Among the entries below, count the lines that contain the word "aaaaaa". Write down only the total.

--- START ---

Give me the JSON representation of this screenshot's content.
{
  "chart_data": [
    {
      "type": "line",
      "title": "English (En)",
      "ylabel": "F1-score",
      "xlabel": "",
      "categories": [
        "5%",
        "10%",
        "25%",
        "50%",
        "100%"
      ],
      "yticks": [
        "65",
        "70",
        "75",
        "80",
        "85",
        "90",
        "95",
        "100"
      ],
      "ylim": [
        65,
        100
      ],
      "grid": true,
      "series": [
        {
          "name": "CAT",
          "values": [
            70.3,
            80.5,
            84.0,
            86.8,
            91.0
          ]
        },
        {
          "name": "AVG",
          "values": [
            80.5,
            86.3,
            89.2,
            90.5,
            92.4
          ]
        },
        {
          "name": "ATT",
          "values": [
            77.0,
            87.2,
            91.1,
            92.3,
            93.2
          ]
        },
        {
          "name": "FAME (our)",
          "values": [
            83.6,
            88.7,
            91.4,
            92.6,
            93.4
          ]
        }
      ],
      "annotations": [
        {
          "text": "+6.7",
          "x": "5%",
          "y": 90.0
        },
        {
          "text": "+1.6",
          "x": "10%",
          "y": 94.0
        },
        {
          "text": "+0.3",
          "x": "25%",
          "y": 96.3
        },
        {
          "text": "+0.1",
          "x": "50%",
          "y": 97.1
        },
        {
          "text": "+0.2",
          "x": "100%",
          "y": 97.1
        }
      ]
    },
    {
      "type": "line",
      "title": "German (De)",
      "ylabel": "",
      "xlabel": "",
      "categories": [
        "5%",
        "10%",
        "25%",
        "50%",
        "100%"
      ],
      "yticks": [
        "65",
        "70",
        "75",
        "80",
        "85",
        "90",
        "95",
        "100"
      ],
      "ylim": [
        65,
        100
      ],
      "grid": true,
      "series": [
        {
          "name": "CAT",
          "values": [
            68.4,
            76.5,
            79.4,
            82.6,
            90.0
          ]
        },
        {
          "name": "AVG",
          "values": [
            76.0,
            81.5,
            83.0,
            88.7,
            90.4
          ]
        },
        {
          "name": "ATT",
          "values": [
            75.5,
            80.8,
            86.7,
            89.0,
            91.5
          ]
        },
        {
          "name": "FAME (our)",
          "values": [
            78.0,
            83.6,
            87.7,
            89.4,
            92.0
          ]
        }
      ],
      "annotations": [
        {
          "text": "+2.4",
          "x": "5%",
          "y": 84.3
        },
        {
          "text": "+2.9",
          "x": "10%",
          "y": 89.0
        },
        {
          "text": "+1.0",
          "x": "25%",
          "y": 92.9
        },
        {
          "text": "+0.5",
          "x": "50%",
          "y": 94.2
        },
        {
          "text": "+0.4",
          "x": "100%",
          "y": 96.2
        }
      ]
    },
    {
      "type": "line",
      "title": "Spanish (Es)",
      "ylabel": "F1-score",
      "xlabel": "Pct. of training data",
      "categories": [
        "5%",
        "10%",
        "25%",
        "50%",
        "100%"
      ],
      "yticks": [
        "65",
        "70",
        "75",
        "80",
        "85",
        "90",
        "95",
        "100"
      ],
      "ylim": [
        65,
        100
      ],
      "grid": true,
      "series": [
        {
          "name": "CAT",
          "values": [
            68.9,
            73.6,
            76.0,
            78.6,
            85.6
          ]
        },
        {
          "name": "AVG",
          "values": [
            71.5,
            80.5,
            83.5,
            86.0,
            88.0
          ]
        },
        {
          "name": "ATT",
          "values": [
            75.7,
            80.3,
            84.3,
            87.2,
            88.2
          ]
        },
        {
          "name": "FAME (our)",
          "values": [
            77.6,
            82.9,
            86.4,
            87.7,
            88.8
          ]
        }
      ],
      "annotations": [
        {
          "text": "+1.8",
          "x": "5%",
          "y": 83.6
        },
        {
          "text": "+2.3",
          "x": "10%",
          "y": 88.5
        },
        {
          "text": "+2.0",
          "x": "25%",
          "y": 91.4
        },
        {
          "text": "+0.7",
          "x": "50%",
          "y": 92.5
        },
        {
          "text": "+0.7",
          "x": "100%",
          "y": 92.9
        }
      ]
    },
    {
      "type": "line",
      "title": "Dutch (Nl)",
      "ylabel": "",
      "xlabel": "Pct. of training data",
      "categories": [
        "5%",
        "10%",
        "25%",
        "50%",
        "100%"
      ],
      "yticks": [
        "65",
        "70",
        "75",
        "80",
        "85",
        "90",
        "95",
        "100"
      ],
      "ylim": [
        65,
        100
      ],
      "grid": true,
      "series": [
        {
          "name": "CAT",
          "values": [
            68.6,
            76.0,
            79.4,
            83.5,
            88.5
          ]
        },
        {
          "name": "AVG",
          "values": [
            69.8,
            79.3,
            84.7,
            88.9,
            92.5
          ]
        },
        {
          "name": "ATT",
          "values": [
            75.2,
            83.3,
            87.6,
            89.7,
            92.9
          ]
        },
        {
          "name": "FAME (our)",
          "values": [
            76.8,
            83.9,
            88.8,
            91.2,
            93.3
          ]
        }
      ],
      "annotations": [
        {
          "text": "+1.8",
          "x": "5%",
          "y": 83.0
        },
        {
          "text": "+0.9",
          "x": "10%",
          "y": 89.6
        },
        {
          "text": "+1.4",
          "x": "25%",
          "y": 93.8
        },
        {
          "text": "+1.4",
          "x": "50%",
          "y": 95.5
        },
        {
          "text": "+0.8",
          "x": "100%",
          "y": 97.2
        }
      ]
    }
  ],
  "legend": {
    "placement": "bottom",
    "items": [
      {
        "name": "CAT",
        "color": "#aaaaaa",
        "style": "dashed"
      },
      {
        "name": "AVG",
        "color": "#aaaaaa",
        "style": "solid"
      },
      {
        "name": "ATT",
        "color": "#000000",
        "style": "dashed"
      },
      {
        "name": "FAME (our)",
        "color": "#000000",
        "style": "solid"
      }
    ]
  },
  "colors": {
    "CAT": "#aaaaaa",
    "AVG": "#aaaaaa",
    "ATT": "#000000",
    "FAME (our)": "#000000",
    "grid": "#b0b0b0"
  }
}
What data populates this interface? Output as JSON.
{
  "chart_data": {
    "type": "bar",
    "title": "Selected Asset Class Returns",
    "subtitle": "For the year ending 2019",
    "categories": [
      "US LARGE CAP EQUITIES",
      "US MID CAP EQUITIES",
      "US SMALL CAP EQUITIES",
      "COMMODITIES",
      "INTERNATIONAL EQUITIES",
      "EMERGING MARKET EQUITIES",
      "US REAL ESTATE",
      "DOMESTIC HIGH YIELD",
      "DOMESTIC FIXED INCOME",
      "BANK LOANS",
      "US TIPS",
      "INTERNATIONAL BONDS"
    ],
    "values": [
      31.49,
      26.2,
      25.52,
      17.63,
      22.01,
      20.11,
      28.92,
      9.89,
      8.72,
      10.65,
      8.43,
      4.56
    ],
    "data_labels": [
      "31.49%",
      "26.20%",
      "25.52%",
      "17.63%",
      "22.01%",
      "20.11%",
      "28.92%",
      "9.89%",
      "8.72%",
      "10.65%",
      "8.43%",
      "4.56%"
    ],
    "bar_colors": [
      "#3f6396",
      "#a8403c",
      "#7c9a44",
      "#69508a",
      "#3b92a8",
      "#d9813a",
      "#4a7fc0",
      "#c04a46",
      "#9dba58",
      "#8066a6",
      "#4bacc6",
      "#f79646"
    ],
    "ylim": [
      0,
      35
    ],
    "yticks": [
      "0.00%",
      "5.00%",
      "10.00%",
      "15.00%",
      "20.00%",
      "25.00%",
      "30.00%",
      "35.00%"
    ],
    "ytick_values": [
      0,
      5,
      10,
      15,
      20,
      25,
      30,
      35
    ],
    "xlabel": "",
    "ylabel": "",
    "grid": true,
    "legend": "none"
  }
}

--- END ---

■ Response ■
4